Retype the material below. Keep every word exactly as it is.
— Start THE DATA —
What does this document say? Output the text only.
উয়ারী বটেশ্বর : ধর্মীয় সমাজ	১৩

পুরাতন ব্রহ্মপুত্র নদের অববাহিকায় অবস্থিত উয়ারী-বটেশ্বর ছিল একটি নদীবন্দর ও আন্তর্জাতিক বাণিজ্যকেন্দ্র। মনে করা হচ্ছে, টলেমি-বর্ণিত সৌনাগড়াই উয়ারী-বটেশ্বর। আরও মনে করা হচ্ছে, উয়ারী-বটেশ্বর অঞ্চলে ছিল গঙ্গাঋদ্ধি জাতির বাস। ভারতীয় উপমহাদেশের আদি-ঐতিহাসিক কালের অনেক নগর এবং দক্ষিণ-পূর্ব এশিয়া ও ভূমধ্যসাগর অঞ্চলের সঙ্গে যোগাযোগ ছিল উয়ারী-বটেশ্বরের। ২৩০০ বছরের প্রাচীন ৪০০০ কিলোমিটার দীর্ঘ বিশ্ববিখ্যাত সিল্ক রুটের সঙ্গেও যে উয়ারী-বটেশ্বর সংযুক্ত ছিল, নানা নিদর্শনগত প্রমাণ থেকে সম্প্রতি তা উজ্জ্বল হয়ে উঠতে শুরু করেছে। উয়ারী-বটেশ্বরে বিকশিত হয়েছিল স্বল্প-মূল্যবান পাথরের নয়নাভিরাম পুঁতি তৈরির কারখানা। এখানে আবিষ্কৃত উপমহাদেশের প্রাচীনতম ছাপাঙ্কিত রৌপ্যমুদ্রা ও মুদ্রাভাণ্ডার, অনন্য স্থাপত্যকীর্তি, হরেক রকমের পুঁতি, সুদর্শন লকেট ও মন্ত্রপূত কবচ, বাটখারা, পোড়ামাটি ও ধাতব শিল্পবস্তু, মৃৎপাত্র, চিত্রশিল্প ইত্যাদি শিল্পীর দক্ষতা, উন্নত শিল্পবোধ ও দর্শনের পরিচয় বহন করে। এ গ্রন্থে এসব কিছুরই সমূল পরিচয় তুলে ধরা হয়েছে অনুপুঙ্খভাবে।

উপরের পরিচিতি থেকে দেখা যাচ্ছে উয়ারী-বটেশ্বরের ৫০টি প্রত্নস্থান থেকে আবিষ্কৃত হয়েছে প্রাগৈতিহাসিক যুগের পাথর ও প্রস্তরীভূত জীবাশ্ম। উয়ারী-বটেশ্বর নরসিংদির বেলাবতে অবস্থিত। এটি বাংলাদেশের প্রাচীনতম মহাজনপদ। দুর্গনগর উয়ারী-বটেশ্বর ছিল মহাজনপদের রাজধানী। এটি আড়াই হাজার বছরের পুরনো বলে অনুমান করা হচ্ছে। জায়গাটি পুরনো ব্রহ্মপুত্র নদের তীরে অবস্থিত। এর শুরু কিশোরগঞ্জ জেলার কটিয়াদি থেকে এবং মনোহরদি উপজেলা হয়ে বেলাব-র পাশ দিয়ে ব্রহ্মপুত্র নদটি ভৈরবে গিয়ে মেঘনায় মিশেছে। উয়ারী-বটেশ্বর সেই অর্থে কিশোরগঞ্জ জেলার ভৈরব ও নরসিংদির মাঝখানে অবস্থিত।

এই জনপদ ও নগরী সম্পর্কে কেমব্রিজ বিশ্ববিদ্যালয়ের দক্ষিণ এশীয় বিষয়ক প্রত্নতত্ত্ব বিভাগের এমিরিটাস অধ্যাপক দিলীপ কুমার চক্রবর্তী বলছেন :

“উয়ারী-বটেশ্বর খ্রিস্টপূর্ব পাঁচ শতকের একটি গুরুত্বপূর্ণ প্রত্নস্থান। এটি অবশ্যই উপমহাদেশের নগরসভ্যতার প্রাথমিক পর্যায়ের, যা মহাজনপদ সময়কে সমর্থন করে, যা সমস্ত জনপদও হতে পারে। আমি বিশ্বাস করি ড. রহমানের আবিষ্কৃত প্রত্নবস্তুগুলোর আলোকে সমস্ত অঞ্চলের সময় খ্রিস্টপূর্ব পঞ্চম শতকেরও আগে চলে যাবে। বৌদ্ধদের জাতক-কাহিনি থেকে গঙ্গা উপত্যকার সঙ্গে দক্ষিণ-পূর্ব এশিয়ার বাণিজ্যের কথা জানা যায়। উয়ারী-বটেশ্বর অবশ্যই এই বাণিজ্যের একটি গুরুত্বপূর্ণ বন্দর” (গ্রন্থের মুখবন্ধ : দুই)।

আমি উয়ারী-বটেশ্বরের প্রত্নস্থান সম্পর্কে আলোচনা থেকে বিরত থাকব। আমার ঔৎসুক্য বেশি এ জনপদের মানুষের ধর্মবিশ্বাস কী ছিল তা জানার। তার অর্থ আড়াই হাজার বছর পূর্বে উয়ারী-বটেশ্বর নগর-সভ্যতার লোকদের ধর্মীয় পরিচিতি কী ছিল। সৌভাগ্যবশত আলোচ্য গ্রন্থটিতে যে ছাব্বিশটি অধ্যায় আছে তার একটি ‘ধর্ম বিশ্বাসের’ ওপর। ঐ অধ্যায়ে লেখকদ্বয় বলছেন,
— End THE DATA —
### FINISHED TASK
What does this document say? Output the text only.
উয়ারী বটেশ্বর : ধর্মীয় সমাজ	১৩

পুরাতন ব্রহ্মপুত্র নদের অববাহিকায় অবস্থিত উয়ারী-বটেশ্বর ছিল একটি নদীবন্দর ও আন্তর্জাতিক বাণিজ্যকেন্দ্র। মনে করা হচ্ছে, টলেমি-বর্ণিত সৌনাগড়াই উয়ারী-বটেশ্বর। আরও মনে করা হচ্ছে, উয়ারী-বটেশ্বর অঞ্চলে ছিল গঙ্গাঋদ্ধি জাতির বাস। ভারতীয় উপমহাদেশের আদি-ঐতিহাসিক কালের অনেক নগর এবং দক্ষিণ-পূর্ব এশিয়া ও ভূমধ্যসাগর অঞ্চলের সঙ্গে যোগাযোগ ছিল উয়ারী-বটেশ্বরের। ২৩০০ বছরের প্রাচীন ৪০০০ কিলোমিটার দীর্ঘ বিশ্ববিখ্যাত সিল্ক রুটের সঙ্গেও যে উয়ারী-বটেশ্বর সংযুক্ত ছিল, নানা নিদর্শনগত প্রমাণ থেকে সম্প্রতি তা উজ্জ্বল হয়ে উঠতে শুরু করেছে। উয়ারী-বটেশ্বরে বিকশিত হয়েছিল স্বল্প-মূল্যবান পাথরের নয়নাভিরাম পুঁতি তৈরির কারখানা। এখানে আবিষ্কৃত উপমহাদেশের প্রাচীনতম ছাপাঙ্কিত রৌপ্যমুদ্রা ও মুদ্রাভাণ্ডার, অনন্য স্থাপত্যকীর্তি, হরেক রকমের পুঁতি, সুদর্শন লকেট ও মন্ত্রপূত কবচ, বাটখারা, পোড়ামাটি ও ধাতব শিল্পবস্তু, মৃৎপাত্র, চিত্রশিল্প ইত্যাদি শিল্পীর দক্ষতা, উন্নত শিল্পবোধ ও দর্শনের পরিচয় বহন করে। এ গ্রন্থে এসব কিছুরই সমূল পরিচয় তুলে ধরা হয়েছে অনুপুঙ্খভাবে।

উপরের পরিচিতি থেকে দেখা যাচ্ছে উয়ারী-বটেশ্বরের ৫০টি প্রত্নস্থান থেকে আবিষ্কৃত হয়েছে প্রাগৈতিহাসিক যুগের পাথর ও প্রস্তরীভূত জীবাশ্ম। উয়ারী-বটেশ্বর নরসিংদির বেলাবতে অবস্থিত। এটি বাংলাদেশের প্রাচীনতম মহাজনপদ। দুর্গনগর উয়ারী-বটেশ্বর ছিল মহাজনপদের রাজধানী। এটি আড়াই হাজার বছরের পুরনো বলে অনুমান করা হচ্ছে। জায়গাটি পুরনো ব্রহ্মপুত্র নদের তীরে অবস্থিত। এর শুরু কিশোরগঞ্জ জেলার কটিয়াদি থেকে এবং মনোহরদি উপজেলা হয়ে বেলাব-র পাশ দিয়ে ব্রহ্মপুত্র নদটি ভৈরবে গিয়ে মেঘনায় মিশেছে। উয়ারী-বটেশ্বর সেই অর্থে কিশোরগঞ্জ জেলার ভৈরব ও নরসিংদির মাঝখানে অবস্থিত।

এই জনপদ ও নগরী সম্পর্কে কেমব্রিজ বিশ্ববিদ্যালয়ের দক্ষিণ এশীয় বিষয়ক প্রত্নতত্ত্ব বিভাগের এমিরিটাস অধ্যাপক দিলীপ কুমার চক্রবর্তী বলছেন :

“উয়ারী-বটেশ্বর খ্রিস্টপূর্ব পাঁচ শতকের একটি গুরুত্বপূর্ণ প্রত্নস্থান। এটি অবশ্যই উপমহাদেশের নগরসভ্যতার প্রাথমিক পর্যায়ের, যা মহাজনপদ সময়কে সমর্থন করে, যা সমস্ত জনপদও হতে পারে। আমি বিশ্বাস করি ড. রহমানের আবিষ্কৃত প্রত্নবস্তুগুলোর আলোকে সমস্ত অঞ্চলের সময় খ্রিস্টপূর্ব পঞ্চম শতকেরও আগে চলে যাবে। বৌদ্ধদের জাতক-কাহিনি থেকে গঙ্গা উপত্যকার সঙ্গে দক্ষিণ-পূর্ব এশিয়ার বাণিজ্যের কথা জানা যায়। উয়ারী-বটেশ্বর অবশ্যই এই বাণিজ্যের একটি গুরুত্বপূর্ণ বন্দর” (গ্রন্থের মুখবন্ধ : দুই)।

আমি উয়ারী-বটেশ্বরের প্রত্নস্থান সম্পর্কে আলোচনা থেকে বিরত থাকব। আমার ঔৎসুক্য বেশি এ জনপদের মানুষের ধর্মবিশ্বাস কী ছিল তা জানার। তার অর্থ আড়াই হাজার বছর পূর্বে উয়ারী-বটেশ্বর নগর-সভ্যতার লোকদের ধর্মীয় পরিচিতি কী ছিল। সৌভাগ্যবশত আলোচ্য গ্রন্থটিতে যে ছাব্বিশটি অধ্যায় আছে তার একটি ‘ধর্ম বিশ্বাসের’ ওপর। ঐ অধ্যায়ে লেখকদ্বয় বলছেন,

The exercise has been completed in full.